Given instruction: Using the data below, copy every line that contains the word "therapy".

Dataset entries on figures
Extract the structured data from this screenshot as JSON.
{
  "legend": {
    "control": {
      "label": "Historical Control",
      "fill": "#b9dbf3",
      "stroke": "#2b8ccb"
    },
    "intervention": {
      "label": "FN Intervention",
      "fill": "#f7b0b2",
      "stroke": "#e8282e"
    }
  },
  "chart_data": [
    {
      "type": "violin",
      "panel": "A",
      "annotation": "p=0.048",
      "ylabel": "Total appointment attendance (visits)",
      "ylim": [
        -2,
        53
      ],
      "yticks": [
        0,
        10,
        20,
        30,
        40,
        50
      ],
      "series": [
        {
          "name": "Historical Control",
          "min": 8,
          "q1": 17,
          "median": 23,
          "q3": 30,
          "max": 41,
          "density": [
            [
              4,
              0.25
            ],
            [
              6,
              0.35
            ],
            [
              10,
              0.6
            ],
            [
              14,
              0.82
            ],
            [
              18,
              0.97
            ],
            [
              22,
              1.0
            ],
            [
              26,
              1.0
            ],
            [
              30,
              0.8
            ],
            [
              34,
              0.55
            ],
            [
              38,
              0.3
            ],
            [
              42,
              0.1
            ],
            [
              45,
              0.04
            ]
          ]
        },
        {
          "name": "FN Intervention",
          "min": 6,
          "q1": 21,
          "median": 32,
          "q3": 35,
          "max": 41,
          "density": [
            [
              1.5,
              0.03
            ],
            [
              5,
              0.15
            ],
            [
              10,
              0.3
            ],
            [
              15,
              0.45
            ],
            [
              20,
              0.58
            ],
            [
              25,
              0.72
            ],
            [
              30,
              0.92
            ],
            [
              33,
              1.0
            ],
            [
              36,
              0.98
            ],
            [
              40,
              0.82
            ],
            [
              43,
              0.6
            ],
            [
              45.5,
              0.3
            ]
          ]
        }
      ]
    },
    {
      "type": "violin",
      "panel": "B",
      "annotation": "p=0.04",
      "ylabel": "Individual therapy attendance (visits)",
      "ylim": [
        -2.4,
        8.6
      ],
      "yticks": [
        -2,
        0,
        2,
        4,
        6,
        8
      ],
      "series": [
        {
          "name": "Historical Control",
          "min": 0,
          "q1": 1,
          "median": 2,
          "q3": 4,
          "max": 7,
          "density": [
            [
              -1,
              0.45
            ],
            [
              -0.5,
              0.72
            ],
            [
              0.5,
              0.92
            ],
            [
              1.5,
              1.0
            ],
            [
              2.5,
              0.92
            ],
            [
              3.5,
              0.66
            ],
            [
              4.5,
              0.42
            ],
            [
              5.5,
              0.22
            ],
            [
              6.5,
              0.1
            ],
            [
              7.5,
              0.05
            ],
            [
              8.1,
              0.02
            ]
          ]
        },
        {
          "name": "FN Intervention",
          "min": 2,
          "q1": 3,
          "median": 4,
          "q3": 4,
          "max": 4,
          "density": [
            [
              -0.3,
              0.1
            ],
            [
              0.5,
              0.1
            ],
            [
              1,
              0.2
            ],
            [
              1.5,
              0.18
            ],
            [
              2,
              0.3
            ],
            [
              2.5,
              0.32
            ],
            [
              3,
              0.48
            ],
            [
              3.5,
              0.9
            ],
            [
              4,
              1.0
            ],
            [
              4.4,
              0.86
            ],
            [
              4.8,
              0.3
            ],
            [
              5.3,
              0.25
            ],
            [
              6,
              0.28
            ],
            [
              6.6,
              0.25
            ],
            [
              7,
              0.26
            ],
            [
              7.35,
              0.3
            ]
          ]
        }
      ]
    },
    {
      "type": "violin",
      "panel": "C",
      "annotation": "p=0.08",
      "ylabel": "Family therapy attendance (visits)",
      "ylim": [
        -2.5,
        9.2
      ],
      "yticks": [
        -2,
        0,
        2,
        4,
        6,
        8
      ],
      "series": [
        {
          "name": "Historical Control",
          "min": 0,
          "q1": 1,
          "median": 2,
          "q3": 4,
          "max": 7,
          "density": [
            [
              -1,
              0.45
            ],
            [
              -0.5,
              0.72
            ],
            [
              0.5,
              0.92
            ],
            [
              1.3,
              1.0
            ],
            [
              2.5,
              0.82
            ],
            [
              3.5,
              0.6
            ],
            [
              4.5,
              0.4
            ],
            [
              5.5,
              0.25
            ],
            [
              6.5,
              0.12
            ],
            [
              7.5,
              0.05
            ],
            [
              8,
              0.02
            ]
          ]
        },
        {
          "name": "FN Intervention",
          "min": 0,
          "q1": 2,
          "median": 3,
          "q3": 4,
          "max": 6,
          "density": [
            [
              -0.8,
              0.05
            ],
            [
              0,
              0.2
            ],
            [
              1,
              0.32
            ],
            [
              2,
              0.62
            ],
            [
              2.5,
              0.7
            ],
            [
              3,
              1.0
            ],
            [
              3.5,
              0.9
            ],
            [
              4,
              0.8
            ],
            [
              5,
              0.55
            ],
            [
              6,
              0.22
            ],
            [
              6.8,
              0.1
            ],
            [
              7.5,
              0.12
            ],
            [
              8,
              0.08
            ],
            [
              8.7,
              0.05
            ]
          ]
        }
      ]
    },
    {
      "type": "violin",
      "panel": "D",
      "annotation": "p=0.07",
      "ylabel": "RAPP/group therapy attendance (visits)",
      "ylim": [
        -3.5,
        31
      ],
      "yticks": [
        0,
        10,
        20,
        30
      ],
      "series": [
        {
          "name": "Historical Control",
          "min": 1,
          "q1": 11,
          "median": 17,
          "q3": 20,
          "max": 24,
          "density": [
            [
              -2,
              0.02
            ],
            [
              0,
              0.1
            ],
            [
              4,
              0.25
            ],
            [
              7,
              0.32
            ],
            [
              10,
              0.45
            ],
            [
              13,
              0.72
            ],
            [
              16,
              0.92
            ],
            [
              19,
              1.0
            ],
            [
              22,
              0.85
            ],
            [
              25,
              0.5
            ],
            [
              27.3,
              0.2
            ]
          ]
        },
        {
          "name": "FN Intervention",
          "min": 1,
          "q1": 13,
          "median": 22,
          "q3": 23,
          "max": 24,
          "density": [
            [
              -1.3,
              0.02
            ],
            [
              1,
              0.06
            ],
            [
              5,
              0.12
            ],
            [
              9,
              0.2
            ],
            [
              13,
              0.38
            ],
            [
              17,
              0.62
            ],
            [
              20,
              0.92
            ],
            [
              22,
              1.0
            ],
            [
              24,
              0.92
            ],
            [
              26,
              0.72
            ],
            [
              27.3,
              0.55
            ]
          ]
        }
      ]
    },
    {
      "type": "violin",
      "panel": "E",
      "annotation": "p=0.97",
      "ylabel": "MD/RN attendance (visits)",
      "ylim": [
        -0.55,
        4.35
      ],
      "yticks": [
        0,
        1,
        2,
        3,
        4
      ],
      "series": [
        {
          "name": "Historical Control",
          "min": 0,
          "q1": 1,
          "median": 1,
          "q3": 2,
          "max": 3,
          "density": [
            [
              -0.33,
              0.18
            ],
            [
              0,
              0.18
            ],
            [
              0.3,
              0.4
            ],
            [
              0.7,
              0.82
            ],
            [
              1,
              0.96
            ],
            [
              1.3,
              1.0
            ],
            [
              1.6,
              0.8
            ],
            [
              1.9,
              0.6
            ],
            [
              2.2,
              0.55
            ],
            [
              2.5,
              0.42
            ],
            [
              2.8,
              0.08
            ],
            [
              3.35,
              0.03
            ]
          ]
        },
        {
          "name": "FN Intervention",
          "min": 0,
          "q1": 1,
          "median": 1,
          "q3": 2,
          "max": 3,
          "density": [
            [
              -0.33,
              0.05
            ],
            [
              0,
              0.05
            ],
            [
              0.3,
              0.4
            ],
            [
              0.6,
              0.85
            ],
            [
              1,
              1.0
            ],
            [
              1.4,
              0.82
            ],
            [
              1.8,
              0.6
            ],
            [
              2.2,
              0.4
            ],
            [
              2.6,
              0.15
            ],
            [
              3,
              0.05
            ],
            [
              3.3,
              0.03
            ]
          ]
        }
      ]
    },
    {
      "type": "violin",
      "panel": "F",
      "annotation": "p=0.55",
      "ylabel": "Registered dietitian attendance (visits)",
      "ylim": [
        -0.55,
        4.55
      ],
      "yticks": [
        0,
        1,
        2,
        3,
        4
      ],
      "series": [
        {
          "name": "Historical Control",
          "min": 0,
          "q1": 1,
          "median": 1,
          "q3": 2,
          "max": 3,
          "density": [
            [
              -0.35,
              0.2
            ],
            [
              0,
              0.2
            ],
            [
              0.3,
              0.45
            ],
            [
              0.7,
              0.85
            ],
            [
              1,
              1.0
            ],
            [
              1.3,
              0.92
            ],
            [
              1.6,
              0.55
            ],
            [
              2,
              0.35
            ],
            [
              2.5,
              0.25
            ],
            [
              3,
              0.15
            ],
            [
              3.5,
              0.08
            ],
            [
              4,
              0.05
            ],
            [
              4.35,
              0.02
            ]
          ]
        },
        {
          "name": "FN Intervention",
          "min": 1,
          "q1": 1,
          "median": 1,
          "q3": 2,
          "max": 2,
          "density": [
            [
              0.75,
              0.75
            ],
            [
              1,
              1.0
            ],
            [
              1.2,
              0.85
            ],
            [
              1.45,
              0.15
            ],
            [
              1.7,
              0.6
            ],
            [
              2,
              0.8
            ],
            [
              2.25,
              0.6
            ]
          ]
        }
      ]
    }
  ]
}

Task output:
      "ylabel": "Individual therapy attendance (visits)",
      "ylabel": "Family therapy attendance (visits)",
      "ylabel": "RAPP/group therapy attendance (visits)",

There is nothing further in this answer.